RECORD EXCERPTS:
---

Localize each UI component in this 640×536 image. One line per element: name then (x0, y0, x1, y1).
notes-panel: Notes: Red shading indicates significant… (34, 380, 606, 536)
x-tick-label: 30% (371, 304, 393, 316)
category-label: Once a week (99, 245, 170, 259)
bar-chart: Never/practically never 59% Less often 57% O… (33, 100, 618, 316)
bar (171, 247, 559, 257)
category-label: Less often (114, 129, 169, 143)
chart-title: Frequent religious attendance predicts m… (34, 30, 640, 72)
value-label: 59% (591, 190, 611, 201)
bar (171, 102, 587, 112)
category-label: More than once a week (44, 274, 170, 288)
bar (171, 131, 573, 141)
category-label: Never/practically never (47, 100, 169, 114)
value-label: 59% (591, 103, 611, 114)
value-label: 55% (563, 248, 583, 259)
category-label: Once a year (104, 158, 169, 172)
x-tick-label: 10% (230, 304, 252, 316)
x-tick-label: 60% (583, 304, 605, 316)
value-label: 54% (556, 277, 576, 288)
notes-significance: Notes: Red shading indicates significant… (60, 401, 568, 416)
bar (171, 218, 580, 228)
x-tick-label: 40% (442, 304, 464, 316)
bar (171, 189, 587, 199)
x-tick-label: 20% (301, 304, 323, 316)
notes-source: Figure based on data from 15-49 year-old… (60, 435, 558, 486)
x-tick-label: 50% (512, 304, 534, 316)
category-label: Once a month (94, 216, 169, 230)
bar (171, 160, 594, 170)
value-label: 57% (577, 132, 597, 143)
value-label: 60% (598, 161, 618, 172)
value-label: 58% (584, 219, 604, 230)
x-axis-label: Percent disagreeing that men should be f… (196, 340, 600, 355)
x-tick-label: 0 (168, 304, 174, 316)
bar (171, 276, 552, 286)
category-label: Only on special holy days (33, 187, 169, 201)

---

WORK TO DO:
Quote the data word for word, starting with its first line and going on through the line with "notes-significance: Notes: Red".

ANSWER TO THE PROBLEM:
Localize each UI component in this 640×536 image. One line per element: name then (x0, y0, x1, y1).
notes-panel: Notes: Red shading indicates significant… (34, 380, 606, 536)
x-tick-label: 30% (371, 304, 393, 316)
category-label: Once a week (99, 245, 170, 259)
bar-chart: Never/practically never 59% Less often 57% O… (33, 100, 618, 316)
bar (171, 247, 559, 257)
category-label: Less often (114, 129, 169, 143)
chart-title: Frequent religious attendance predicts m… (34, 30, 640, 72)
value-label: 59% (591, 190, 611, 201)
bar (171, 102, 587, 112)
category-label: More than once a week (44, 274, 170, 288)
bar (171, 131, 573, 141)
category-label: Never/practically never (47, 100, 169, 114)
value-label: 59% (591, 103, 611, 114)
value-label: 55% (563, 248, 583, 259)
category-label: Once a year (104, 158, 169, 172)
x-tick-label: 10% (230, 304, 252, 316)
x-tick-label: 60% (583, 304, 605, 316)
value-label: 54% (556, 277, 576, 288)
notes-significance: Notes: Red shading indicates significant… (60, 401, 568, 416)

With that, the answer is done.